Set exercise: In full and without alteration, repeat the material.

Data entries for graphics:
=-=-=

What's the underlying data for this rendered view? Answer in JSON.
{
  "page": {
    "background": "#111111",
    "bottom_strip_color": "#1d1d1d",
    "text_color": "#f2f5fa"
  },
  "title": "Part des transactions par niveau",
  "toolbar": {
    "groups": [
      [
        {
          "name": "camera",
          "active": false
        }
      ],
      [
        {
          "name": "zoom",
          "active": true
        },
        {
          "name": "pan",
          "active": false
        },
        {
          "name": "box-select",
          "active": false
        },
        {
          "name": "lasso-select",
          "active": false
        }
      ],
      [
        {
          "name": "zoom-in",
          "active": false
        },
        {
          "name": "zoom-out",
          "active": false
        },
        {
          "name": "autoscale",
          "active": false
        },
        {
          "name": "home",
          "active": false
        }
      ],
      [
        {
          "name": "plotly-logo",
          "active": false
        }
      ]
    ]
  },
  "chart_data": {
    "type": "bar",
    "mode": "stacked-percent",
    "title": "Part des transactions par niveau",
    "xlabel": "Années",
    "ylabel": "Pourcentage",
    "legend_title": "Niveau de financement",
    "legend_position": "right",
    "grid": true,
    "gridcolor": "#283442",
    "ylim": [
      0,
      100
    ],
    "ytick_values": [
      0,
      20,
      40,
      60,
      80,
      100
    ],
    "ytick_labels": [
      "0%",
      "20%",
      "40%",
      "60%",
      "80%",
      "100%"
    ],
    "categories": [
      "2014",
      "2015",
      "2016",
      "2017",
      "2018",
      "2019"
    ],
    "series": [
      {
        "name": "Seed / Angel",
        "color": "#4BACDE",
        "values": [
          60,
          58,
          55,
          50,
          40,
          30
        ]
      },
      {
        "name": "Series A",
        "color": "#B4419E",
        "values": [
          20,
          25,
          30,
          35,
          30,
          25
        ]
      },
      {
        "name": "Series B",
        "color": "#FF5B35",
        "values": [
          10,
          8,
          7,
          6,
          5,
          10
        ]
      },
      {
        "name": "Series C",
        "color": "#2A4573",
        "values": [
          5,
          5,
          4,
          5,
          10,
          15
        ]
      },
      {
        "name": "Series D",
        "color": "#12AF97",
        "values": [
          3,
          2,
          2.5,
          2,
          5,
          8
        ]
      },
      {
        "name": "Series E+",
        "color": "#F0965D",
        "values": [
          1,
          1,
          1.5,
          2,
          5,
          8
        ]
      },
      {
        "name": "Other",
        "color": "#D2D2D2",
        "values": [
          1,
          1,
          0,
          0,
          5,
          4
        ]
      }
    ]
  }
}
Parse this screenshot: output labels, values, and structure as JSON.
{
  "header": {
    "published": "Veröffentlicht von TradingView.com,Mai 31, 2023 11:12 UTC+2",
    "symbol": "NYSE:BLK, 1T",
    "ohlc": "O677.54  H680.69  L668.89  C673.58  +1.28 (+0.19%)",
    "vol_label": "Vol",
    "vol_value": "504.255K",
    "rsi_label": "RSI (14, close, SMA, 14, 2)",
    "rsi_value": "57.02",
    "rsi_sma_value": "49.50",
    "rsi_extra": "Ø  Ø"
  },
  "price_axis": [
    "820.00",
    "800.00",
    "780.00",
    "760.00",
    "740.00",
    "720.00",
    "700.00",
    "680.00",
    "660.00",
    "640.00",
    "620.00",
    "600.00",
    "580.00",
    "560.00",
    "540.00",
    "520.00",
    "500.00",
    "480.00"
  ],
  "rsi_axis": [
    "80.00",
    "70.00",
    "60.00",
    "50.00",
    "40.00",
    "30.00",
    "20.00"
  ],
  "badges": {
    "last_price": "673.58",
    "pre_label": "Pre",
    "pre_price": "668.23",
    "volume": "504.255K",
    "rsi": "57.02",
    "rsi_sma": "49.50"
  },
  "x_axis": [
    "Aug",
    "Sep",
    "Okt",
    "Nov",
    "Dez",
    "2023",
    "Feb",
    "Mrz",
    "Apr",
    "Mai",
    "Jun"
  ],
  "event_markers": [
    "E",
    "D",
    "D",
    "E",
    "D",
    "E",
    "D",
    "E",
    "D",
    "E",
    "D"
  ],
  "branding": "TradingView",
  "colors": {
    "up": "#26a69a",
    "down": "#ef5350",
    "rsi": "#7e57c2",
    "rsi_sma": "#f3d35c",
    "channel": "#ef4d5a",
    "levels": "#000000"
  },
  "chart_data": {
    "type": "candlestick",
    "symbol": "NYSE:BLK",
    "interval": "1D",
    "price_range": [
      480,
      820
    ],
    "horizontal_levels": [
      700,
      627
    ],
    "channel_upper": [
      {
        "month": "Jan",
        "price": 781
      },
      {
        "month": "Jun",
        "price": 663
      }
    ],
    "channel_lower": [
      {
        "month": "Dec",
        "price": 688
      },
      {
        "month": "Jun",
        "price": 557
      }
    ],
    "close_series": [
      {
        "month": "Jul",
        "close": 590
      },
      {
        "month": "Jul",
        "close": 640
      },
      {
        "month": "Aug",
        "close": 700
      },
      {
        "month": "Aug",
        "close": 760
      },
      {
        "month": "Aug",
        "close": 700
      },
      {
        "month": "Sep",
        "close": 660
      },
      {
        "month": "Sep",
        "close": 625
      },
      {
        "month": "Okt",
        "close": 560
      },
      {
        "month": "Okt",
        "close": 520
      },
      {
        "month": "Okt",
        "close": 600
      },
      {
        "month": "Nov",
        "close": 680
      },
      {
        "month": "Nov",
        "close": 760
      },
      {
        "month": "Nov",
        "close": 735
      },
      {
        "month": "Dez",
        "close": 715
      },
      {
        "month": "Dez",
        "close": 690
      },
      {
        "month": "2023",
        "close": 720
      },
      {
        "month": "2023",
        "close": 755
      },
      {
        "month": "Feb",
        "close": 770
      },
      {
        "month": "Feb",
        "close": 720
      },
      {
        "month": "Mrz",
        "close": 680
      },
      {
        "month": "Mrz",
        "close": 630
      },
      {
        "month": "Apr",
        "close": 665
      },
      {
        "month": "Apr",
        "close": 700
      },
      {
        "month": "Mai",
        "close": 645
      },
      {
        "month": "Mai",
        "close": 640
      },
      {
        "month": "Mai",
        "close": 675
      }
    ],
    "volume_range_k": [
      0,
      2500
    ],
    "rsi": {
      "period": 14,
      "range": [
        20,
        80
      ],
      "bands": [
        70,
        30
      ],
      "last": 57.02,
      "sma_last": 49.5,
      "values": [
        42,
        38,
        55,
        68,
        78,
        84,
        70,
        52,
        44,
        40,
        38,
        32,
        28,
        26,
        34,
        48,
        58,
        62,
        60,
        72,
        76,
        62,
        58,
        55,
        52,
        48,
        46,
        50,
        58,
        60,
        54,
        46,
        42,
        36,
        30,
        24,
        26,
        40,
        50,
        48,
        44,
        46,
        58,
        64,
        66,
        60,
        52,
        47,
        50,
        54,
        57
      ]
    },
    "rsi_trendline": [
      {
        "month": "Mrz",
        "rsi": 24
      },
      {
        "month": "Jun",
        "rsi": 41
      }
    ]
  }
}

=-=-=

Output for this task:
What's the underlying data for this rendered view? Answer in JSON.
{
  "page": {
    "background": "#111111",
    "bottom_strip_color": "#1d1d1d",
    "text_color": "#f2f5fa"
  },
  "title": "Part des transactions par niveau",
  "toolbar": {
    "groups": [
      [
        {
          "name": "camera",
          "active": false
        }
      ],
      [
        {
          "name": "zoom",
          "active": true
        },
        {
          "name": "pan",
          "active": false
        },
        {
          "name": "box-select",
          "active": false
        },
        {
          "name": "lasso-select",
          "active": false
        }
      ],
      [
        {
          "name": "zoom-in",
          "active": false
        },
        {
          "name": "zoom-out",
          "active": false
        },
        {
          "name": "autoscale",
          "active": false
        },
        {
          "name": "home",
          "active": false
        }
      ],
      [
        {
          "name": "plotly-logo",
          "active": false
        }
      ]
    ]
  },
  "chart_data": {
    "type": "bar",
    "mode": "stacked-percent",
    "title": "Part des transactions par niveau",
    "xlabel": "Années",
    "ylabel": "Pourcentage",
    "legend_title": "Niveau de financement",
    "legend_position": "right",
    "grid": true,
    "gridcolor": "#283442",
    "ylim": [
      0,
      100
    ],
    "ytick_values": [
      0,
      20,
      40,
      60,
      80,
      100
    ],
    "ytick_labels": [
      "0%",
      "20%",
      "40%",
      "60%",
      "80%",
      "100%"
    ],
    "categories": [
      "2014",
      "2015",
      "2016",
      "2017",
      "2018",
      "2019"
    ],
    "series": [
      {
        "name": "Seed / Angel",
        "color": "#4BACDE",
        "values": [
          60,
          58,
          55,
          50,
          40,
          30
        ]
      },
      {
        "name": "Series A",
        "color": "#B4419E",
        "values": [
          20,
          25,
          30,
          35,
          30,
          25
        ]
      },
      {
        "name": "Series B",
        "color": "#FF5B35",
        "values": [
          10,
          8,
          7,
          6,
          5,
          10
        ]
      },
      {
        "name": "Series C",
        "color": "#2A4573",
        "values": [
          5,
          5,
          4,
          5,
          10,
          15
        ]
      },
      {
        "name": "Series D",
        "color": "#12AF97",
        "values": [
          3,
          2,
          2.5,
          2,
          5,
          8
        ]
      },
      {
        "name": "Series E+",
        "color": "#F0965D",
        "values": [
          1,
          1,
          1.5,
          2,
          5,
          8
        ]
      },
      {
        "name": "Other",
        "color": "#D2D2D2",
        "values": [
          1,
          1,
          0,
          0,
          5,
          4
        ]
      }
    ]
  }
}
Parse this screenshot: output labels, values, and structure as JSON.
{
  "header": {
    "published": "Veröffentlicht von TradingView.com,Mai 31, 2023 11:12 UTC+2",
    "symbol": "NYSE:BLK, 1T",
    "ohlc": "O677.54  H680.69  L668.89  C673.58  +1.28 (+0.19%)",
    "vol_label": "Vol",
    "vol_value": "504.255K",
    "rsi_label": "RSI (14, close, SMA, 14, 2)",
    "rsi_value": "57.02",
    "rsi_sma_value": "49.50",
    "rsi_extra": "Ø  Ø"
  },
  "price_axis": [
    "820.00",
    "800.00",
    "780.00",
    "760.00",
    "740.00",
    "720.00",
    "700.00",
    "680.00",
    "660.00",
    "640.00",
    "620.00",
    "600.00",
    "580.00",
    "560.00",
    "540.00",
    "520.00",
    "500.00",
    "480.00"
  ],
  "rsi_axis": [
    "80.00",
    "70.00",
    "60.00",
    "50.00",
    "40.00",
    "30.00",
    "20.00"
  ],
  "badges": {
    "last_price": "673.58",
    "pre_label": "Pre",
    "pre_price": "668.23",
    "volume": "504.255K",
    "rsi": "57.02",
    "rsi_sma": "49.50"
  },
  "x_axis": [
    "Aug",
    "Sep",
    "Okt",
    "Nov",
    "Dez",
    "2023",
    "Feb",
    "Mrz",
    "Apr",
    "Mai",
    "Jun"
  ],
  "event_markers": [
    "E",
    "D",
    "D",
    "E",
    "D",
    "E",
    "D",
    "E",
    "D",
    "E",
    "D"
  ],
  "branding": "TradingView",
  "colors": {
    "up": "#26a69a",
    "down": "#ef5350",
    "rsi": "#7e57c2",
    "rsi_sma": "#f3d35c",
    "channel": "#ef4d5a",
    "levels": "#000000"
  },
  "chart_data": {
    "type": "candlestick",
    "symbol": "NYSE:BLK",
    "interval": "1D",
    "price_range": [
      480,
      820
    ],
    "horizontal_levels": [
      700,
      627
    ],
    "channel_upper": [
      {
        "month": "Jan",
        "price": 781
      },
      {
        "month": "Jun",
        "price": 663
      }
    ],
    "channel_lower": [
      {
        "month": "Dec",
        "price": 688
      },
      {
        "month": "Jun",
        "price": 557
      }
    ],
    "close_series": [
      {
        "month": "Jul",
        "close": 590
      },
      {
        "month": "Jul",
        "close": 640
      },
      {
        "month": "Aug",
        "close": 700
      },
      {
        "month": "Aug",
        "close": 760
      },
      {
        "month": "Aug",
        "close": 700
      },
      {
        "month": "Sep",
        "close": 660
      },
      {
        "month": "Sep",
        "close": 625
      },
      {
        "month": "Okt",
        "close": 560
      },
      {
        "month": "Okt",
        "close": 520
      },
      {
        "month": "Okt",
        "close": 600
      },
      {
        "month": "Nov",
        "close": 680
      },
      {
        "month": "Nov",
        "close": 760
      },
      {
        "month": "Nov",
        "close": 735
      },
      {
        "month": "Dez",
        "close": 715
      },
      {
        "month": "Dez",
        "close": 690
      },
      {
        "month": "2023",
        "close": 720
      },
      {
        "month": "2023",
        "close": 755
      },
      {
        "month": "Feb",
        "close": 770
      },
      {
        "month": "Feb",
        "close": 720
      },
      {
        "month": "Mrz",
        "close": 680
      },
      {
        "month": "Mrz",
        "close": 630
      },
      {
        "month": "Apr",
        "close": 665
      },
      {
        "month": "Apr",
        "close": 700
      },
      {
        "month": "Mai",
        "close": 645
      },
      {
        "month": "Mai",
        "close": 640
      },
      {
        "month": "Mai",
        "close": 675
      }
    ],
    "volume_range_k": [
      0,
      2500
    ],
    "rsi": {
      "period": 14,
      "range": [
        20,
        80
      ],
      "bands": [
        70,
        30
      ],
      "last": 57.02,
      "sma_last": 49.5,
      "values": [
        42,
        38,
        55,
        68,
        78,
        84,
        70,
        52,
        44,
        40,
        38,
        32,
        28,
        26,
        34,
        48,
        58,
        62,
        60,
        72,
        76,
        62,
        58,
        55,
        52,
        48,
        46,
        50,
        58,
        60,
        54,
        46,
        42,
        36,
        30,
        24,
        26,
        40,
        50,
        48,
        44,
        46,
        58,
        64,
        66,
        60,
        52,
        47,
        50,
        54,
        57
      ]
    },
    "rsi_trendline": [
      {
        "month": "Mrz",
        "rsi": 24
      },
      {
        "month": "Jun",
        "rsi": 41
      }
    ]
  }
}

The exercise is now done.